%%

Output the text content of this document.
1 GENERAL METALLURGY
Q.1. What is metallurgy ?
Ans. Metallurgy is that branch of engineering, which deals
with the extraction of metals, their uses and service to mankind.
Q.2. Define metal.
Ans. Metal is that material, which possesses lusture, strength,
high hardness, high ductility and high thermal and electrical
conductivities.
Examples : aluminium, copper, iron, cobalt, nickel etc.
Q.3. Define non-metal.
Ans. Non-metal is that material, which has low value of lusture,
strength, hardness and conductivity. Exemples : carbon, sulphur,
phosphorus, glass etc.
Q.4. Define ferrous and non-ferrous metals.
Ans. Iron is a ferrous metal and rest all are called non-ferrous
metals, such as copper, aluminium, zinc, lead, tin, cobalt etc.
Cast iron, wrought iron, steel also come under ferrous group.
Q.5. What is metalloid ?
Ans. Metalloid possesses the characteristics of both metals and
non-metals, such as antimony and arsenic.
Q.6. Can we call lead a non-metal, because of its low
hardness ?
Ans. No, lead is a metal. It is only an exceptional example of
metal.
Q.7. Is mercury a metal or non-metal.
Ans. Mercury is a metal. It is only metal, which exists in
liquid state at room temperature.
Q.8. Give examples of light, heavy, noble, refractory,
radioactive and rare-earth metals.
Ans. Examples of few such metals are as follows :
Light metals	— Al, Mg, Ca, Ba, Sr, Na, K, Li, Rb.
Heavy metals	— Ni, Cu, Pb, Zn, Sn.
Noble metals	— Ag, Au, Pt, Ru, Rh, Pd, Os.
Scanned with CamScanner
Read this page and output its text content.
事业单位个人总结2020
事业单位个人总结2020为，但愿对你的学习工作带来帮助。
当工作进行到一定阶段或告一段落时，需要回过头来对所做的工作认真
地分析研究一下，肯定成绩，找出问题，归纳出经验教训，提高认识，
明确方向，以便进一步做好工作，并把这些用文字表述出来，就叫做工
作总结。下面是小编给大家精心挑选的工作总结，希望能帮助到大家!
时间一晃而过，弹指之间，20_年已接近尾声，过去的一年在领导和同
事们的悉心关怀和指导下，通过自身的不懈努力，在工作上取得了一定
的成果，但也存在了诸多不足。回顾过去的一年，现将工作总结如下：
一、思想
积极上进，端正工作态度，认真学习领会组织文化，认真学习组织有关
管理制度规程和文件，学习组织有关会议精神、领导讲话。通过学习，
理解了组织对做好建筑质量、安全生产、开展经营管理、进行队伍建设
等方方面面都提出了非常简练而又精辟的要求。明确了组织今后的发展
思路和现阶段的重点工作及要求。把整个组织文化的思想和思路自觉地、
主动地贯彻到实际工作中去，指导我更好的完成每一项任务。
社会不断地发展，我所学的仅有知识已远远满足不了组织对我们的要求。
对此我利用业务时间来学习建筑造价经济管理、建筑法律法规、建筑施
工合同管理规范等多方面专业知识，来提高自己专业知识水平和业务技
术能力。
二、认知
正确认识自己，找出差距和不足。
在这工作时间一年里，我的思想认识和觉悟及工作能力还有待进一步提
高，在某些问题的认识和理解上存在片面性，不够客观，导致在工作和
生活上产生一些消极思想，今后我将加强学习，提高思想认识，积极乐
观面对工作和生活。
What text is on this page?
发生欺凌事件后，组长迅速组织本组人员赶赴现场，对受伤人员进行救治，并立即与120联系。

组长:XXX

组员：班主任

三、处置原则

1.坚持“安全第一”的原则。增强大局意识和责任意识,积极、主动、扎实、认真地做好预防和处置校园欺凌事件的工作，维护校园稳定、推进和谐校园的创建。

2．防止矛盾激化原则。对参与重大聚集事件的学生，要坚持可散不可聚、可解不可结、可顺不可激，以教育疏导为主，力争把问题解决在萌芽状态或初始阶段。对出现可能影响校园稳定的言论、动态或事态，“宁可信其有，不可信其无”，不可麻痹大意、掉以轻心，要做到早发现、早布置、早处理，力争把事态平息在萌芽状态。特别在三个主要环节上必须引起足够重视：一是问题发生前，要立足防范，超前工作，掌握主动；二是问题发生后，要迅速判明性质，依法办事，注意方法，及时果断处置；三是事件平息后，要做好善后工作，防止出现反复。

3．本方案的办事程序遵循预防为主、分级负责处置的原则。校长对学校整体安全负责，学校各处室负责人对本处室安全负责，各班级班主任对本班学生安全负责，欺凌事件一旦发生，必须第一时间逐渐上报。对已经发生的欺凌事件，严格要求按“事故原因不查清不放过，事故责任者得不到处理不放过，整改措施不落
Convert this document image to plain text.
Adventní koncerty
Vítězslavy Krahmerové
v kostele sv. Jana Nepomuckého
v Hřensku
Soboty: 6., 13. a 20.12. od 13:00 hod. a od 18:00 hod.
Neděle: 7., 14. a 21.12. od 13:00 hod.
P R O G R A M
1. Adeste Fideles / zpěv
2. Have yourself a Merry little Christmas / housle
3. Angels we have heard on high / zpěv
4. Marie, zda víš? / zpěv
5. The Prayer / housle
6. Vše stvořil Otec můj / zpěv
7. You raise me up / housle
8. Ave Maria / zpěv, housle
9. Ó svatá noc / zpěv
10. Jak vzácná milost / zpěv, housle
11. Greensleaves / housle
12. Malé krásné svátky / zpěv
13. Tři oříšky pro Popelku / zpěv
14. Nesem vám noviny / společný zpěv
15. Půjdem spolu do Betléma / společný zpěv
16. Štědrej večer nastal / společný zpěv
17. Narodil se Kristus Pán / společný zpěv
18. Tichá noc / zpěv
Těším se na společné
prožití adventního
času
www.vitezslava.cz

%%

## Task prompt:
Show every line of the records above that contains the word "text".

## Output below:
Output the text content of this document.
Read this page and output its text content.
What text is on this page?
Convert this document image to plain text.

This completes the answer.